* start ARTICLE *

If I am emotionally and intellectually strong would the criticism I perceive factor into my self image?
- If I were immune to criticism then obviously it wouldn't affect me. However I have found that I am not immune to criticism and little I have tried to increase my immunity has worked.
- One traumatic event occurred four years ago when I believe I was unfairly treated at work. I was bullied and intimidated. Afterwards I walked around in a daze, nauseous and crying. I did not sleep normally. When I did sleep I woke up with a headache and cried. When I was awake my mind moved from one thought and emotion to another uncontrollably. I felt a sharp pain in my head when any light or sound occurred. I asked those intimidating me to stop. I reported it to the means that my employer had at the time. I asked my counsellors and psychologists to help me. I read the mental health resources I could find. I took sudden leave from my work. I spent as much time away from other people as possible. Etc.
- While some of these techniques helped momentarily, they have not helped long term because the effect of the event was disproportional to its original occurrence. I remain traumatised by it.
- Some resources claim that exposure will reduce distress. My experience is different, except when it is viewed longer than the course of one's life. Witnessing traumatic events has made me more aware of their existence and more distressed about criticism that I receive. I am distressed because I am more confused about it. Eighteen months ago I witnessed a similar situation at my work. [I would like to emphasise that I do not know the story fully].
- Some resources claim that reducing controlling techniques will reduce distress. My experience is different because when I stop performing actions to control criticism that others impart on me this gives others more ground to criticise me. When I stop performing actions to control my own interpretation of criticism then I am overwhelmed by the criticism that I do receive.
- I apparently equally receive criticism whether I do nothing or try to stop it.

* end ARTICLE *
* start DATA *

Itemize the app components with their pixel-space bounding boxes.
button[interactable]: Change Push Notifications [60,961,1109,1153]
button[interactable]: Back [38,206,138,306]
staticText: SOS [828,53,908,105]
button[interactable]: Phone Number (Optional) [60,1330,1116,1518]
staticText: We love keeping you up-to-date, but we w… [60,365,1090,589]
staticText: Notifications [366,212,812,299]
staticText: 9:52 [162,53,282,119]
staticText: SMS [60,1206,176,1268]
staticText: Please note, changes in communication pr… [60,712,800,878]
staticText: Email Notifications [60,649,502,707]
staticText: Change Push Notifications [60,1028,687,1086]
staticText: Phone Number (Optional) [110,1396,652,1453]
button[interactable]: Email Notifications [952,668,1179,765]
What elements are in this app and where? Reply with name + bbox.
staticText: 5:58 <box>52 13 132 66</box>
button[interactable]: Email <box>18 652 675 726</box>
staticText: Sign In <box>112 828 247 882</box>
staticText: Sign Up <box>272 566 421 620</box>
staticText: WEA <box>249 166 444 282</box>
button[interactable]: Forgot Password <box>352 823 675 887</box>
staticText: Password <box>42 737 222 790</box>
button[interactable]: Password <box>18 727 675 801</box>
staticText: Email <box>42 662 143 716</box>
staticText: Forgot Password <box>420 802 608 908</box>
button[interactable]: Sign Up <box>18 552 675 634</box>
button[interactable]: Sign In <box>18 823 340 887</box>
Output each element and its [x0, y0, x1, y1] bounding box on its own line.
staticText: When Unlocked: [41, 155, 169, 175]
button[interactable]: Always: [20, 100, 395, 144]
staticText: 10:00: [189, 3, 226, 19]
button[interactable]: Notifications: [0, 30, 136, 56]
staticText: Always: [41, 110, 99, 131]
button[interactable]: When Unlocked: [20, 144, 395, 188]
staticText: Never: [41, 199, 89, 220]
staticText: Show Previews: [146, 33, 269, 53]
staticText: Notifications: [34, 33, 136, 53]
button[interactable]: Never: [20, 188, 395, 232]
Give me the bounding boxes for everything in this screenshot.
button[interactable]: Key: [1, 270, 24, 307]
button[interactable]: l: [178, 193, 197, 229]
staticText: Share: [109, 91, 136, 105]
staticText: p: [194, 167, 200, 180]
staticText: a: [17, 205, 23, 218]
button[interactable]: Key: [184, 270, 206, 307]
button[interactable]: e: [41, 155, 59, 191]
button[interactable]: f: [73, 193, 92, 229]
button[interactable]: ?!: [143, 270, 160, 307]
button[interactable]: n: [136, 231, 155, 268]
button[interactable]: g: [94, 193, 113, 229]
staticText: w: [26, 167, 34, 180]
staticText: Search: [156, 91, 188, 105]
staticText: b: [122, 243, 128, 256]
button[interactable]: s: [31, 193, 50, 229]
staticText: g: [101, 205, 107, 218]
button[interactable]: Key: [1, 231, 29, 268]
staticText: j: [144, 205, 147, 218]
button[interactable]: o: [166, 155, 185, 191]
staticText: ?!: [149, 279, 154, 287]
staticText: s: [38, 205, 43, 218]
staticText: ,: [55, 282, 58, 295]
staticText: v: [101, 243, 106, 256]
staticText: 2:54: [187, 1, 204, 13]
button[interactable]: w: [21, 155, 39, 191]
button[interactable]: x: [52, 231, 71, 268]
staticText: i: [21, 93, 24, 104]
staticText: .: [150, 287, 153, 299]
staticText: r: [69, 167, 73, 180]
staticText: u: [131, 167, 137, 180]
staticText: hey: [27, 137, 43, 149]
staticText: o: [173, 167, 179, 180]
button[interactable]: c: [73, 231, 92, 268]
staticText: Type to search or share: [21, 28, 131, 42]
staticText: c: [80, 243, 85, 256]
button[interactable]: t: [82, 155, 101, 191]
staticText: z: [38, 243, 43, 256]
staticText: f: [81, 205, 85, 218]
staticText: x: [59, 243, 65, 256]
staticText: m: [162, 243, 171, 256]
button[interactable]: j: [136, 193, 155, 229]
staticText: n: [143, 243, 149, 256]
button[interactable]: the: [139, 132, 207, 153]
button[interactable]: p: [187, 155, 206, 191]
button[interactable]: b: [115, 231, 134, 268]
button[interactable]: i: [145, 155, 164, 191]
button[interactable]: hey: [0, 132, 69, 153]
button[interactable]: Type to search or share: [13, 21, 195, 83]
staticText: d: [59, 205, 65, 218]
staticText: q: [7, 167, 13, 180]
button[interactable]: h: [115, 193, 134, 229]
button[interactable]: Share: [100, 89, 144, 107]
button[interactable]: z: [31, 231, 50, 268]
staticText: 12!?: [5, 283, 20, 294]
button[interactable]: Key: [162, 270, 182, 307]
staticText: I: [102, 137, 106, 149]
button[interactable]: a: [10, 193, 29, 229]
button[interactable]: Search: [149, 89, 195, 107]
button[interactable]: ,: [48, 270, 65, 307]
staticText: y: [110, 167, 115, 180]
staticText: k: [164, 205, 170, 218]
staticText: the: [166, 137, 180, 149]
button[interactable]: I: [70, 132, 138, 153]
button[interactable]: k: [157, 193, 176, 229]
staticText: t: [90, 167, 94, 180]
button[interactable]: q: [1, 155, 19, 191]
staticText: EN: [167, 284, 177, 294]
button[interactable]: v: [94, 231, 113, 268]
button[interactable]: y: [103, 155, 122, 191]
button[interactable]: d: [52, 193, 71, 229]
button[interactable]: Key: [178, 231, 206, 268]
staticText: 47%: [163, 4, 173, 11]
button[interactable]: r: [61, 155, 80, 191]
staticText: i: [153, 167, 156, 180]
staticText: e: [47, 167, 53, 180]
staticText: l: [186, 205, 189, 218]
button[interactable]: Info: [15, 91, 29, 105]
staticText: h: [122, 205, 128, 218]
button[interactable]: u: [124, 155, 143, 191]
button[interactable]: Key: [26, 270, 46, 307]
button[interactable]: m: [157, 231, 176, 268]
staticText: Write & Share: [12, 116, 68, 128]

* end DATA *

• [YOUR INSTRUCTIONS]:
Summarize the text about criticism in two sentences.

• [TASK RESPONSE]:
The writer asks whether being emotionally and intellectually strong would keep perceived criticism from affecting their self-image, and says they are not immune to criticism and remain traumatized by being bullied and intimidated at work four years ago despite many attempts to cope. Contrary to resources claiming that exposure or reducing controlling techniques lowers distress, the writer has found that witnessing such events and giving up control have both left them more distressed, and that criticism comes equally whether they do nothing or try to stop it.